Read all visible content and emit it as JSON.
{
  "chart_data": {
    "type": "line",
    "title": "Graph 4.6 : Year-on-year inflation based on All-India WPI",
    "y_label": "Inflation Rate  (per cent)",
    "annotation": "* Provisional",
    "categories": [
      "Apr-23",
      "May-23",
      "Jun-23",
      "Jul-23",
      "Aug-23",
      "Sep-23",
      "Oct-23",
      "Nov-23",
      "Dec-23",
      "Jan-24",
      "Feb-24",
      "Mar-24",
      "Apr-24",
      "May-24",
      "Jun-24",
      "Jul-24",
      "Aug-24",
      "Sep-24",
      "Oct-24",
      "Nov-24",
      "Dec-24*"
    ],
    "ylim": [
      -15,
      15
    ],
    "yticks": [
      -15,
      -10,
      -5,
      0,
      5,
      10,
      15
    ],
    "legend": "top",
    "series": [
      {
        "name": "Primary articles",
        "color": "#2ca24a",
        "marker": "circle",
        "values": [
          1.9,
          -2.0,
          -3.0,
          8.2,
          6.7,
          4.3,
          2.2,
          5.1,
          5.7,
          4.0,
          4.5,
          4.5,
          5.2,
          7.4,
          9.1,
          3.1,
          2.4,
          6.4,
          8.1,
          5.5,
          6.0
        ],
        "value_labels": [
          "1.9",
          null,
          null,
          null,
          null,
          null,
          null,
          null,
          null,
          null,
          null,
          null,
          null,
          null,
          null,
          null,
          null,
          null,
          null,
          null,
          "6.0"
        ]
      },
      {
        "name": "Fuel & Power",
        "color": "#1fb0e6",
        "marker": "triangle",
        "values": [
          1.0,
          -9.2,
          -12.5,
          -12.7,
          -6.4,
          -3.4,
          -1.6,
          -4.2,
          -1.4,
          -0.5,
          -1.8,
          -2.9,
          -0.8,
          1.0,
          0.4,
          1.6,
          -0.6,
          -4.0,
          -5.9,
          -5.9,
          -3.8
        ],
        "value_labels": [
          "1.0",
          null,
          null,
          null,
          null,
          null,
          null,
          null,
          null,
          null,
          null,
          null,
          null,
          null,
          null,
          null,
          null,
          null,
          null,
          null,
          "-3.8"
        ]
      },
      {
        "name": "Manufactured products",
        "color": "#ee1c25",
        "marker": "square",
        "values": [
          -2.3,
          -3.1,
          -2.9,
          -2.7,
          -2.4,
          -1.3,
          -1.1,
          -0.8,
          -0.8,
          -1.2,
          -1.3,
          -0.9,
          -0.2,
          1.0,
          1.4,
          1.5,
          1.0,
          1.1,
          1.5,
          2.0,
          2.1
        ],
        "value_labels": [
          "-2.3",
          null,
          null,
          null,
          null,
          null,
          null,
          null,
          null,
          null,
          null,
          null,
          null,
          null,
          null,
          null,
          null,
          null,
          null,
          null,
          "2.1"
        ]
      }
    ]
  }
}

++++

- **Task directions**: Quote every line of the data, word for word.

- **The response**:
Read all visible content and emit it as JSON.
{
  "chart_data": {
    "type": "line",
    "title": "Graph 4.6 : Year-on-year inflation based on All-India WPI",
    "y_label": "Inflation Rate  (per cent)",
    "annotation": "* Provisional",
    "categories": [
      "Apr-23",
      "May-23",
      "Jun-23",
      "Jul-23",
      "Aug-23",
      "Sep-23",
      "Oct-23",
      "Nov-23",
      "Dec-23",
      "Jan-24",
      "Feb-24",
      "Mar-24",
      "Apr-24",
      "May-24",
      "Jun-24",
      "Jul-24",
      "Aug-24",
      "Sep-24",
      "Oct-24",
      "Nov-24",
      "Dec-24*"
    ],
    "ylim": [
      -15,
      15
    ],
    "yticks": [
      -15,
      -10,
      -5,
      0,
      5,
      10,
      15
    ],
    "legend": "top",
    "series": [
      {
        "name": "Primary articles",
        "color": "#2ca24a",
        "marker": "circle",
        "values": [
          1.9,
          -2.0,
          -3.0,
          8.2,
          6.7,
          4.3,
          2.2,
          5.1,
          5.7,
          4.0,
          4.5,
          4.5,
          5.2,
          7.4,
          9.1,
          3.1,
          2.4,
          6.4,
          8.1,
          5.5,
          6.0
        ],
        "value_labels": [
          "1.9",
          null,
          null,
          null,
          null,
          null,
          null,
          null,
          null,
          null,
          null,
          null,
          null,
          null,
          null,
          null,
          null,
          null,
          null,
          null,
          "6.0"
        ]
      },
      {
        "name": "Fuel & Power",
        "color": "#1fb0e6",
        "marker": "triangle",
        "values": [
          1.0,
          -9.2,
          -12.5,
          -12.7,
          -6.4,
          -3.4,
          -1.6,
          -4.2,
          -1.4,
          -0.5,
          -1.8,
          -2.9,
          -0.8,
          1.0,
          0.4,
          1.6,
          -0.6,
          -4.0,
          -5.9,
          -5.9,
          -3.8
        ],
        "value_labels": [
          "1.0",
          null,
          null,
          null,
          null,
          null,
          null,
          null,
          null,
          null,
          null,
          null,
          null,
          null,
          null,
          null,
          null,
          null,
          null,
          null,
          "-3.8"
        ]
      },
      {
        "name": "Manufactured products",
        "color": "#ee1c25",
        "marker": "square",
        "values": [
          -2.3,
          -3.1,
          -2.9,
          -2.7,
          -2.4,
          -1.3,
          -1.1,
          -0.8,
          -0.8,
          -1.2,
          -1.3,
          -0.9,
          -0.2,
          1.0,
          1.4,
          1.5,
          1.0,
          1.1,
          1.5,
          2.0,
          2.1
        ],
        "value_labels": [
          "-2.3",
          null,
          null,
          null,
          null,
          null,
          null,
          null,
          null,
          null,
          null,
          null,
          null,
          null,
          null,
          null,
          null,
          null,
          null,
          null,
          "2.1"
        ]
      }
    ]
  }
}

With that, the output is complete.